### Goal:
Tell how many lines include the string "infrastructure". Answer with a single number.

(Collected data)
+---+
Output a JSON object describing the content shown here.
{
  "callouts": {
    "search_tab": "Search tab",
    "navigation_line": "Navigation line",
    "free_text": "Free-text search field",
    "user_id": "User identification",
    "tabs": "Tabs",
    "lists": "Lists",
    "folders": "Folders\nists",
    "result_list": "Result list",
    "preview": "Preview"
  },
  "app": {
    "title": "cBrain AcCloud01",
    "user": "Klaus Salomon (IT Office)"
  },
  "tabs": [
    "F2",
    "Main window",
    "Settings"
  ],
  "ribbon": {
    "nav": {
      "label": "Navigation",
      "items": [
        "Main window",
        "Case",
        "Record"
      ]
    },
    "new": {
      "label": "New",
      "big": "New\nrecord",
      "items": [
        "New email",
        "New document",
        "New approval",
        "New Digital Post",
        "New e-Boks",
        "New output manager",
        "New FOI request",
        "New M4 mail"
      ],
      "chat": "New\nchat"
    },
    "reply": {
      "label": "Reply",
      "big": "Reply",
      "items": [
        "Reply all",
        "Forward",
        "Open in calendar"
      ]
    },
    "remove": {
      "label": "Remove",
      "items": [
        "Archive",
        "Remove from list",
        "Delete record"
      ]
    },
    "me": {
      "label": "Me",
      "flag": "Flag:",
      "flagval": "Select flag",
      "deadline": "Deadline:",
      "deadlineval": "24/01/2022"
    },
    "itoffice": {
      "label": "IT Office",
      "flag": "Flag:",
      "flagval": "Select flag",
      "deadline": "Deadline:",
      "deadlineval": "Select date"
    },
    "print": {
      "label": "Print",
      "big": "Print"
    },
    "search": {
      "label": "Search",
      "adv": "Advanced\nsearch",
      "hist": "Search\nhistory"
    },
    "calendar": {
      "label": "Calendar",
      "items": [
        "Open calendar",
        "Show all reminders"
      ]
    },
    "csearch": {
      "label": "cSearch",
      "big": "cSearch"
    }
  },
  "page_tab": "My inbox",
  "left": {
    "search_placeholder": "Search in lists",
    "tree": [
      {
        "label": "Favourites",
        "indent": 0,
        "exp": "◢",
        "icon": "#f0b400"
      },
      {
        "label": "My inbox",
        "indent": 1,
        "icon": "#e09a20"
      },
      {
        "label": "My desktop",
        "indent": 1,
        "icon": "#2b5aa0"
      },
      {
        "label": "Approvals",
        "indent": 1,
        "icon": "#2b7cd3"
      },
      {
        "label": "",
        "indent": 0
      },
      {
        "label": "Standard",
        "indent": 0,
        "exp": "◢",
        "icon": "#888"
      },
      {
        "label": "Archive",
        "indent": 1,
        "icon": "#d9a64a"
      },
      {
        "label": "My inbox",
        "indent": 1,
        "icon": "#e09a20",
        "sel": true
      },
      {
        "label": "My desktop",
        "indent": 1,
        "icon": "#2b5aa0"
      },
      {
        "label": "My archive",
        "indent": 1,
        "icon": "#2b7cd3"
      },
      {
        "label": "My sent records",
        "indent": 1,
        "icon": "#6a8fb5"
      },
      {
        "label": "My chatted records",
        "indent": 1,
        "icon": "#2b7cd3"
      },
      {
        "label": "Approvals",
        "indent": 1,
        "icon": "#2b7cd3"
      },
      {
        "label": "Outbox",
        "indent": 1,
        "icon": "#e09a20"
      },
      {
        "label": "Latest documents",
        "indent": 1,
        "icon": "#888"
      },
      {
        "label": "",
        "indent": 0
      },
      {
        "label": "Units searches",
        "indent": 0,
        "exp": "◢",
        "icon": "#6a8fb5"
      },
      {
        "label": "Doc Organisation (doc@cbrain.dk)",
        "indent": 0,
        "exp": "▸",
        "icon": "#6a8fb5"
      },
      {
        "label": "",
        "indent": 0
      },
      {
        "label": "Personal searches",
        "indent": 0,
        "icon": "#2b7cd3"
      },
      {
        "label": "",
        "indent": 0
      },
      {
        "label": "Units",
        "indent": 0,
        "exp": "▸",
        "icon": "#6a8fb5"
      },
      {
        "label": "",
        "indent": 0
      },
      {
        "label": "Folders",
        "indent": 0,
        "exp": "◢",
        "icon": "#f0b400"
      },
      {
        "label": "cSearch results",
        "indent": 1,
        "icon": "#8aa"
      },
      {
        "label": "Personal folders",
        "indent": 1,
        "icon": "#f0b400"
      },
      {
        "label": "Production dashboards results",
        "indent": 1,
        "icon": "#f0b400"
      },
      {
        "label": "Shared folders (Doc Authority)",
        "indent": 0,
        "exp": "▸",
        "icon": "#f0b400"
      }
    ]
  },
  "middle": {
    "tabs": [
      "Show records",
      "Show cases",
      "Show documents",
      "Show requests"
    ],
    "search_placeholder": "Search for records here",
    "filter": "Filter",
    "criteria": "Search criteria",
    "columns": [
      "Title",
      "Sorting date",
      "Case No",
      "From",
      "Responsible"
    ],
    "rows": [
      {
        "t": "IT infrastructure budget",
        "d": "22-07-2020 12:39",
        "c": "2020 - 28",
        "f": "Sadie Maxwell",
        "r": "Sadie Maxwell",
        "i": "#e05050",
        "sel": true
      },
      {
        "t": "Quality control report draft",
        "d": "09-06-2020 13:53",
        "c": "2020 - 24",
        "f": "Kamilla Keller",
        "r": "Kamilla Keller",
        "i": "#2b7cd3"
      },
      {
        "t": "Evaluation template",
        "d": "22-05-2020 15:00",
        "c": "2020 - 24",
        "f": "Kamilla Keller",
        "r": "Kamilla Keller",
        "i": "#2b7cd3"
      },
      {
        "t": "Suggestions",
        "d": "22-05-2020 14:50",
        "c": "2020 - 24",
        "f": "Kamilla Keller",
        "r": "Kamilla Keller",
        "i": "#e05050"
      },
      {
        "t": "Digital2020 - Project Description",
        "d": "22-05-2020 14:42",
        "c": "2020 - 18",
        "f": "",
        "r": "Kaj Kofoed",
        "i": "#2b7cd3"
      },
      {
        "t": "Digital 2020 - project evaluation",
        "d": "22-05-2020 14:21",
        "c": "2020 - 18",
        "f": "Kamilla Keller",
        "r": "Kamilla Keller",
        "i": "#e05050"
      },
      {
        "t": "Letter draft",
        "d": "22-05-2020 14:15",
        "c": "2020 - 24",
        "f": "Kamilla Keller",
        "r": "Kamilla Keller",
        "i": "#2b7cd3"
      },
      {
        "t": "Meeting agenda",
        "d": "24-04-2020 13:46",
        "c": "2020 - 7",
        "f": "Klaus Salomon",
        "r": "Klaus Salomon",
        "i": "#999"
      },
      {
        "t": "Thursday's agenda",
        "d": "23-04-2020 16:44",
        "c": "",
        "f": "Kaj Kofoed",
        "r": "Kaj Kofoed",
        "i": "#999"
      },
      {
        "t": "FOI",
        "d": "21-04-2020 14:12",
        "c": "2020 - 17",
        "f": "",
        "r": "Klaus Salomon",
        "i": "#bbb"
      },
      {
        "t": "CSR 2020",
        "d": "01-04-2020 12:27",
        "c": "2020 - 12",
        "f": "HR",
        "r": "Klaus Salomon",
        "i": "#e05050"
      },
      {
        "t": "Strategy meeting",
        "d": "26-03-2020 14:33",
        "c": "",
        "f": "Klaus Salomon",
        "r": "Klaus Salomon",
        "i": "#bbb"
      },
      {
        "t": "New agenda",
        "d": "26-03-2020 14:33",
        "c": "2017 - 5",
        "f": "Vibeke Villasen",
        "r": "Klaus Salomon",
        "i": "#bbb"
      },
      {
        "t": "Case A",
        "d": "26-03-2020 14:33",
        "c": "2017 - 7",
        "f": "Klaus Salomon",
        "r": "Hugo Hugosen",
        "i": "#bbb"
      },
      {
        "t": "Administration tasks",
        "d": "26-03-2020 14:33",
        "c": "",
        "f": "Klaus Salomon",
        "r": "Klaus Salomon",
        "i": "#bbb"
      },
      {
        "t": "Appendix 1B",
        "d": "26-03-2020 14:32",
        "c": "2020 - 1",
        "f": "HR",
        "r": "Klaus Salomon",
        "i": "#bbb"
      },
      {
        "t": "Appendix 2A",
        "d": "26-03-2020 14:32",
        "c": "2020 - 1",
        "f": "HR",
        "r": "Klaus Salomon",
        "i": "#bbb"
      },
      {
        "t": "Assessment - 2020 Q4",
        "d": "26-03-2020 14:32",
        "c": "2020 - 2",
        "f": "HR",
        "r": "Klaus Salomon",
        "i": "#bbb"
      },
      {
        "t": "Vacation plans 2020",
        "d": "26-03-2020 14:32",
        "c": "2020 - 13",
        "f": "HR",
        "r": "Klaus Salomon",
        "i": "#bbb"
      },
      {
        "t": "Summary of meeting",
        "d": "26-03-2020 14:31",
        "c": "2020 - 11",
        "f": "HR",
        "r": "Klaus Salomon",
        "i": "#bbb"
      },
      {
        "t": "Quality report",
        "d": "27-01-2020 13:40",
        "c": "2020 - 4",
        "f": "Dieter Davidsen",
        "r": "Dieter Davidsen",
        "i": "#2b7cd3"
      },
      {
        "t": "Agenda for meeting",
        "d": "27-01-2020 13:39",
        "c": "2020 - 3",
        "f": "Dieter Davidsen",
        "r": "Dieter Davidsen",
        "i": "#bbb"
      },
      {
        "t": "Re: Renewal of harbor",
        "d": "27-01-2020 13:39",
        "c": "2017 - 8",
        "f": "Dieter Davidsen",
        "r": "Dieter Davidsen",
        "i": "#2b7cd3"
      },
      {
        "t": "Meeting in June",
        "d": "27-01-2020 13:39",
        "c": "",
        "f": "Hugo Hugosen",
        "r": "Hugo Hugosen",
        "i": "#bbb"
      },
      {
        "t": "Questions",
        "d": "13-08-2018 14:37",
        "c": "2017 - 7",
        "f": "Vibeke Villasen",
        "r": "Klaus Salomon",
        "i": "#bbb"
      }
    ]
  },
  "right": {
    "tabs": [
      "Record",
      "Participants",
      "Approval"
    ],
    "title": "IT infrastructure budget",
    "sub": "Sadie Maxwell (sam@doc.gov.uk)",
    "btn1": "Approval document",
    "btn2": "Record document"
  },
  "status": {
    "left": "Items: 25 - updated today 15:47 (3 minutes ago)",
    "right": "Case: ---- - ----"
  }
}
+---+
### Result:
2